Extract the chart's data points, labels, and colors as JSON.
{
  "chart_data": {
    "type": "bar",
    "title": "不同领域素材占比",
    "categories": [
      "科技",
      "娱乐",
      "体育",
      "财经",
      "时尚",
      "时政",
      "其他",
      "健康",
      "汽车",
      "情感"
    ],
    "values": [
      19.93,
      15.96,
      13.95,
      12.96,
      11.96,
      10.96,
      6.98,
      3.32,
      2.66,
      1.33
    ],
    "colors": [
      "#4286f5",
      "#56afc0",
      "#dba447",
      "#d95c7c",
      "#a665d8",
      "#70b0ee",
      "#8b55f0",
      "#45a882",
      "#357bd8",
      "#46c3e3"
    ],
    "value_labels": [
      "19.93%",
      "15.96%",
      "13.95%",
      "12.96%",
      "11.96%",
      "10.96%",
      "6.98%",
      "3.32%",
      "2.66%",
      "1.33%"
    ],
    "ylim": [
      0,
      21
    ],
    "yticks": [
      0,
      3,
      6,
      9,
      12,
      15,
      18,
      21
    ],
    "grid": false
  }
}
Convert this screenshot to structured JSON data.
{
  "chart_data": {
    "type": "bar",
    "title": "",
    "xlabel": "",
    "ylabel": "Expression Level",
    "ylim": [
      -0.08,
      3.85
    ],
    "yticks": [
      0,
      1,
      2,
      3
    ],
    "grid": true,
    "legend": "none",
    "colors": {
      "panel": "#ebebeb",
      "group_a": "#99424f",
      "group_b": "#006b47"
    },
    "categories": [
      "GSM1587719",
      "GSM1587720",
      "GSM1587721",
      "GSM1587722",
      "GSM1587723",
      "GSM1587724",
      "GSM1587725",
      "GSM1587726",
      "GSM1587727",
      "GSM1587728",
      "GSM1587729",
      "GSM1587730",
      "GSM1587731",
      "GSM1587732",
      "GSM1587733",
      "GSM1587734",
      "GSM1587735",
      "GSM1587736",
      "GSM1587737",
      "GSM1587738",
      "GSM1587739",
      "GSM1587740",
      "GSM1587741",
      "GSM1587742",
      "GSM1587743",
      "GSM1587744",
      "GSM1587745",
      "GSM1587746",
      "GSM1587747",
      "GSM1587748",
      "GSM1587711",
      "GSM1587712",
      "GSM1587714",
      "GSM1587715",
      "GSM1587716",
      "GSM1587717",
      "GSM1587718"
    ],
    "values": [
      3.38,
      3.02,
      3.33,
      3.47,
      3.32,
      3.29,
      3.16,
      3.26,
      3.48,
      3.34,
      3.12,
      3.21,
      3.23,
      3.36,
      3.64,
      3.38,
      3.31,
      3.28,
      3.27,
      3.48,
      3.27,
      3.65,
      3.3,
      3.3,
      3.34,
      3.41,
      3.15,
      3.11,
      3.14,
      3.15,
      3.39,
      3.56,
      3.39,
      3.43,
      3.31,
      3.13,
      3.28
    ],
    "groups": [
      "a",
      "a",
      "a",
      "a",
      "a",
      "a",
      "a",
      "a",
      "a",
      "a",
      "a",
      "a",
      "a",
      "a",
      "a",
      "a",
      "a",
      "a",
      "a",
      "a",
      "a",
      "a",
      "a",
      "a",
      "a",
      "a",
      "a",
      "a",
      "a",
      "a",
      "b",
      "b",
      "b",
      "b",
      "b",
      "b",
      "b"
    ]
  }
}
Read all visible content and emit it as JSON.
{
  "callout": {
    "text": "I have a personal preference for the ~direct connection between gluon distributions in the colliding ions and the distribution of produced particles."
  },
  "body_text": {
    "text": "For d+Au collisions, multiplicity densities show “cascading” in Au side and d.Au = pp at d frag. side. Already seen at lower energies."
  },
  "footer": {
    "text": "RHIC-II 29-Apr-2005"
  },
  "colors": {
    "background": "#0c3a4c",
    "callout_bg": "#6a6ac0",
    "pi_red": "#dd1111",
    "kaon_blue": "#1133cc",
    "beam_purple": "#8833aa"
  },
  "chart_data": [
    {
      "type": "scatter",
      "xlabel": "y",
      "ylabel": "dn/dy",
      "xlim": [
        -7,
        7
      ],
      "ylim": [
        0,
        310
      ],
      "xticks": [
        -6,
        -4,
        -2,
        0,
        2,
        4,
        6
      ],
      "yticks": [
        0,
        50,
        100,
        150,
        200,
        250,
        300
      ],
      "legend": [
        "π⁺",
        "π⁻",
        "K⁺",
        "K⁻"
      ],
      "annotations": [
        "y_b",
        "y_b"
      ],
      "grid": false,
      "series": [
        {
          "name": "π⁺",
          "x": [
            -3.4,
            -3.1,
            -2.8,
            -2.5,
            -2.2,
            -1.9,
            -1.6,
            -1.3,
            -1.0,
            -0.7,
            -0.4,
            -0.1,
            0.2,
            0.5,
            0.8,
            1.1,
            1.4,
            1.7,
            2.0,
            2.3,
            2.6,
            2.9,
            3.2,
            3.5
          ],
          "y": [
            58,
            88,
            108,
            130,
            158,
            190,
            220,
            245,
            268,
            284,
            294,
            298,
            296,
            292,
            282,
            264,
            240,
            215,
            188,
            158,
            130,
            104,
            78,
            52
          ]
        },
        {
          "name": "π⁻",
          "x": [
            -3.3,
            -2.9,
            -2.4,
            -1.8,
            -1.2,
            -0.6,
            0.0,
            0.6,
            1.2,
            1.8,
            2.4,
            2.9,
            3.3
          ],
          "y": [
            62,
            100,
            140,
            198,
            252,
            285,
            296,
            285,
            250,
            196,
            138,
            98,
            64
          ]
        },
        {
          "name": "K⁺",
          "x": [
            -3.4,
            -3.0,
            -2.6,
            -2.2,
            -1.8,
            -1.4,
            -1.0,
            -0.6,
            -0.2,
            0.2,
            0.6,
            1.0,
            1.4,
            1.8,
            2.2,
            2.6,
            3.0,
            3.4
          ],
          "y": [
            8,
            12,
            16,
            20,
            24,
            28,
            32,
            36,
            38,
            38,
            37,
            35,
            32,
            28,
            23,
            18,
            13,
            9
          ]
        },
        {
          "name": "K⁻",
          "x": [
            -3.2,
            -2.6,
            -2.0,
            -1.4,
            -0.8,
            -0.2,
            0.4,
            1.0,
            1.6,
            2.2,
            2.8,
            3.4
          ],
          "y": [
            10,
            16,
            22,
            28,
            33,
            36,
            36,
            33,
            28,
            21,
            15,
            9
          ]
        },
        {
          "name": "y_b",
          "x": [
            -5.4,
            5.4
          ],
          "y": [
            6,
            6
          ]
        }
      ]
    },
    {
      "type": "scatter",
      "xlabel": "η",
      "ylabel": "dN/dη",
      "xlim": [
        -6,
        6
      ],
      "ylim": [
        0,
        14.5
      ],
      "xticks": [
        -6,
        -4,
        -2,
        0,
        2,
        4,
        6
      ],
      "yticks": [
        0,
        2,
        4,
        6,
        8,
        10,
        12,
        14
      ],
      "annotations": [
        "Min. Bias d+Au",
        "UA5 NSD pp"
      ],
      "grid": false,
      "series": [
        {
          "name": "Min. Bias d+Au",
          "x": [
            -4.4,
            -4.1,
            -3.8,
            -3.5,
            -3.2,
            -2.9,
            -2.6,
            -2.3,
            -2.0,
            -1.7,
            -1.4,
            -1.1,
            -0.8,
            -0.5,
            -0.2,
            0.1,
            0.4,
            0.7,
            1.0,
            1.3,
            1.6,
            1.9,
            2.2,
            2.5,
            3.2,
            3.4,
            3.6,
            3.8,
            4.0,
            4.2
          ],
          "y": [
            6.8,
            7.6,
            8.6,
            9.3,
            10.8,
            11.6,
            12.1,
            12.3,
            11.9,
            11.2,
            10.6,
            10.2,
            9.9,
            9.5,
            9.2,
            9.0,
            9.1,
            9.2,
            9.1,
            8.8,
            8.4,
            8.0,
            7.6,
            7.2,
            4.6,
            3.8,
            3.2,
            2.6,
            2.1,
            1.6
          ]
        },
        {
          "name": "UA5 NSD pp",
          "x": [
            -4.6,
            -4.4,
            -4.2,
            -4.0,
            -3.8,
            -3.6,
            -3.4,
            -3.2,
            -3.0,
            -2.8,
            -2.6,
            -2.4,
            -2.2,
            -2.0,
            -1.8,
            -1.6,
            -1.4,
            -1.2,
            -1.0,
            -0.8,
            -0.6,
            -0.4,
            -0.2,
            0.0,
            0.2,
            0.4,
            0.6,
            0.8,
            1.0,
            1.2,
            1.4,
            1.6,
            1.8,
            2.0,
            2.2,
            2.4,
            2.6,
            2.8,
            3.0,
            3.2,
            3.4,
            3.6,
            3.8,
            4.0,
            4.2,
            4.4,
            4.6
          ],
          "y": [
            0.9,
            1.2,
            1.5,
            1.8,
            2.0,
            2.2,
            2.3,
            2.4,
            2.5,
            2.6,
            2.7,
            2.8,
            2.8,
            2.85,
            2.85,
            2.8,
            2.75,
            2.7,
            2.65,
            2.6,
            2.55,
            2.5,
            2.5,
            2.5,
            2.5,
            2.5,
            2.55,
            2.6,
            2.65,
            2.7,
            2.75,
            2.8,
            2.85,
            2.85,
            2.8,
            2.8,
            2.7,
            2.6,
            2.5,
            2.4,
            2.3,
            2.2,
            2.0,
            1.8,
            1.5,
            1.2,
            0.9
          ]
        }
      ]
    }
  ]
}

══════════

Count the lines in the entries that hold the word "colors", and give nothing but the total.

Result of the exercise -
4